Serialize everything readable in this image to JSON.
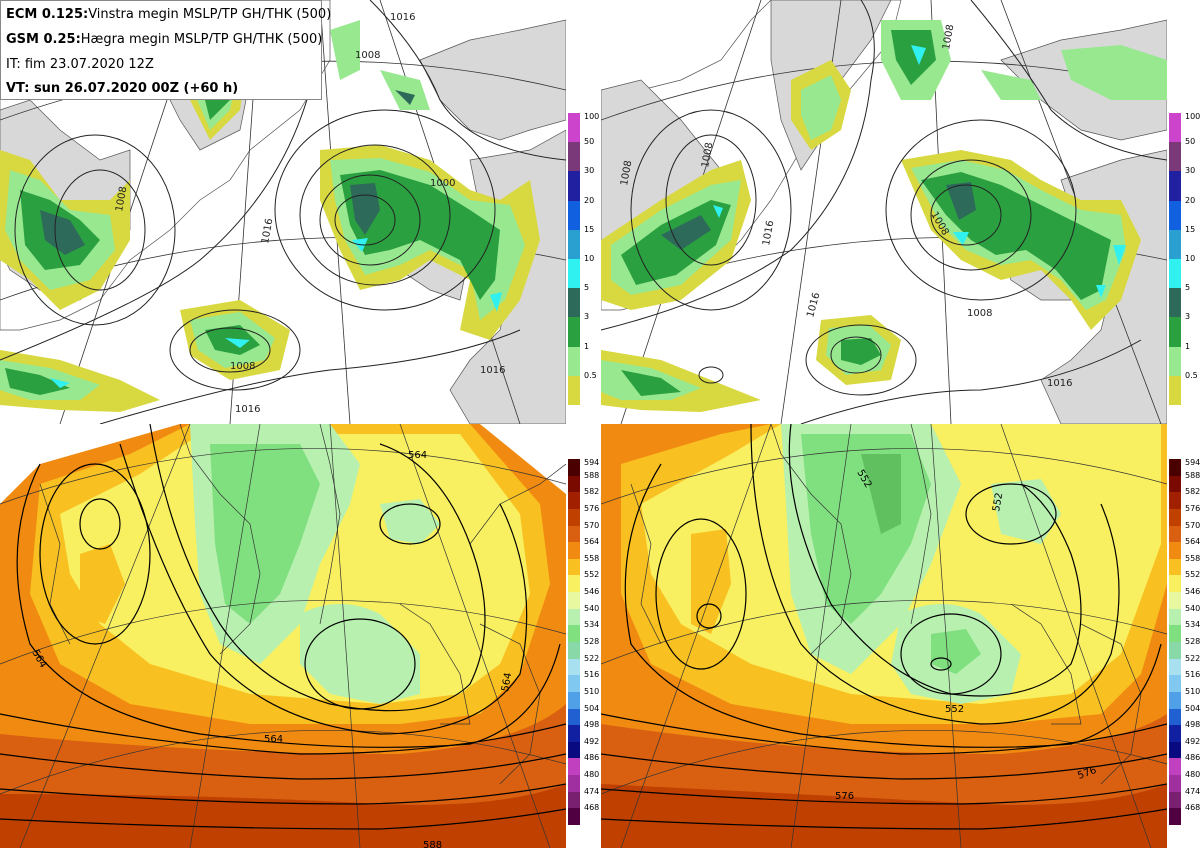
{
  "header": {
    "ecm_label": "ECM 0.125:",
    "ecm_text": "Vinstra megin MSLP/TP GH/THK (500)",
    "gsm_label": "GSM 0.25:",
    "gsm_text": "Hægra megin MSLP/TP GH/THK (500)",
    "it_text": "IT: fim 23.07.2020 12Z",
    "vt_text": "VT: sun 26.07.2020 00Z (+60 h)"
  },
  "precip_legend": {
    "labels": [
      "100",
      "50",
      "30",
      "20",
      "15",
      "10",
      "5",
      "3",
      "1",
      "0.5"
    ],
    "colors": [
      "#cc44cc",
      "#7a3a7a",
      "#2020a0",
      "#1060e0",
      "#2aa0d0",
      "#30f0f0",
      "#2d6a5a",
      "#2aa040",
      "#98e890",
      "#d8d840"
    ]
  },
  "thk_legend": {
    "labels": [
      "594",
      "588",
      "582",
      "576",
      "570",
      "564",
      "558",
      "552",
      "546",
      "540",
      "534",
      "528",
      "522",
      "516",
      "510",
      "504",
      "498",
      "492",
      "486",
      "480",
      "474",
      "468"
    ],
    "colors": [
      "#4a0000",
      "#7a0a00",
      "#a02000",
      "#c04000",
      "#d86010",
      "#f08a10",
      "#f8c020",
      "#f8f060",
      "#e8f8a0",
      "#b8f0b0",
      "#80e080",
      "#88d8a8",
      "#a8e0f0",
      "#80c8f0",
      "#50a0e8",
      "#2060d0",
      "#1020a0",
      "#0a0a80",
      "#c040c0",
      "#a030a0",
      "#7a2070",
      "#500040"
    ]
  },
  "panels": {
    "top_left": {
      "isobar_labels": [
        "1016",
        "1008",
        "1000",
        "1008",
        "1016",
        "1008",
        "1016",
        "1016"
      ]
    },
    "top_right": {
      "isobar_labels": [
        "1008",
        "1008",
        "1016",
        "1016",
        "1008",
        "1016",
        "1008",
        "1008"
      ]
    },
    "bottom_left": {
      "contour_labels": [
        "564",
        "564",
        "564",
        "564",
        "588"
      ]
    },
    "bottom_right": {
      "contour_labels": [
        "552",
        "552",
        "552",
        "576",
        "576"
      ]
    }
  }
}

□ □ □ □

Set exercise: Check all the records above and select each line where the string "megin" is found.

Written response:
    "ecm_text": "Vinstra megin MSLP/TP GH/THK (500)",
    "gsm_text": "Hægra megin MSLP/TP GH/THK (500)",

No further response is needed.